▸ **Exercise description**
Reproduce every one of the records below verbatim, keeping each line unchanged and in its original order.

▸ **Source records**
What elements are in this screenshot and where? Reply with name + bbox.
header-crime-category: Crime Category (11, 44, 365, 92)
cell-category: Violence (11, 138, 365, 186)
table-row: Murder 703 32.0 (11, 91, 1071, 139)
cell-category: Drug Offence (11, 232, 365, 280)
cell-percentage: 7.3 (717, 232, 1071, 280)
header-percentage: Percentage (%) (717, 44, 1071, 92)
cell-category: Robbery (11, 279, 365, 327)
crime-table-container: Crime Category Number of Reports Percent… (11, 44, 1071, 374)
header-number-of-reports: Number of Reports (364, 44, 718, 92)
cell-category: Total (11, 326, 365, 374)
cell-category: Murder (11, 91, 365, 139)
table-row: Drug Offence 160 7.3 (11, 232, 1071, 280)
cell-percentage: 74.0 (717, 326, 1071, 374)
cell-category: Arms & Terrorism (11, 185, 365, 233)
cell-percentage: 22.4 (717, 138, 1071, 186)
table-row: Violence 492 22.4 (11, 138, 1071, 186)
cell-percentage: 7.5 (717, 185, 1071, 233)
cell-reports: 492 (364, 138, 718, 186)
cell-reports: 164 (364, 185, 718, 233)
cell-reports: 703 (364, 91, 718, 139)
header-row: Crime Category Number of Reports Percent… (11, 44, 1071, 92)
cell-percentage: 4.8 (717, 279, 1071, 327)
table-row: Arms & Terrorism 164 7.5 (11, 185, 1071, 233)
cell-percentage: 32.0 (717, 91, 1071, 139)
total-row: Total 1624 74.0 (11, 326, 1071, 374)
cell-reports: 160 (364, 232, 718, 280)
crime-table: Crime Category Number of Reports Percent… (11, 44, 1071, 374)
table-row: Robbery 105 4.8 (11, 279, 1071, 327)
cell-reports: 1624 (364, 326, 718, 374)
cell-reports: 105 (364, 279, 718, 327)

▸ **The answer**
What elements are in this screenshot and where? Reply with name + bbox.
header-crime-category: Crime Category (11, 44, 365, 92)
cell-category: Violence (11, 138, 365, 186)
table-row: Murder 703 32.0 (11, 91, 1071, 139)
cell-category: Drug Offence (11, 232, 365, 280)
cell-percentage: 7.3 (717, 232, 1071, 280)
header-percentage: Percentage (%) (717, 44, 1071, 92)
cell-category: Robbery (11, 279, 365, 327)
crime-table-container: Crime Category Number of Reports Percent… (11, 44, 1071, 374)
header-number-of-reports: Number of Reports (364, 44, 718, 92)
cell-category: Total (11, 326, 365, 374)
cell-category: Murder (11, 91, 365, 139)
table-row: Drug Offence 160 7.3 (11, 232, 1071, 280)
cell-percentage: 74.0 (717, 326, 1071, 374)
cell-category: Arms & Terrorism (11, 185, 365, 233)
cell-percentage: 22.4 (717, 138, 1071, 186)
table-row: Violence 492 22.4 (11, 138, 1071, 186)
cell-percentage: 7.5 (717, 185, 1071, 233)
cell-reports: 492 (364, 138, 718, 186)
cell-reports: 164 (364, 185, 718, 233)
cell-reports: 703 (364, 91, 718, 139)
header-row: Crime Category Number of Reports Percent… (11, 44, 1071, 92)
cell-percentage: 4.8 (717, 279, 1071, 327)
table-row: Arms & Terrorism 164 7.5 (11, 185, 1071, 233)
cell-percentage: 32.0 (717, 91, 1071, 139)
total-row: Total 1624 74.0 (11, 326, 1071, 374)
cell-reports: 160 (364, 232, 718, 280)
crime-table: Crime Category Number of Reports Percent… (11, 44, 1071, 374)
table-row: Robbery 105 4.8 (11, 279, 1071, 327)
cell-reports: 1624 (364, 326, 718, 374)
cell-reports: 105 (364, 279, 718, 327)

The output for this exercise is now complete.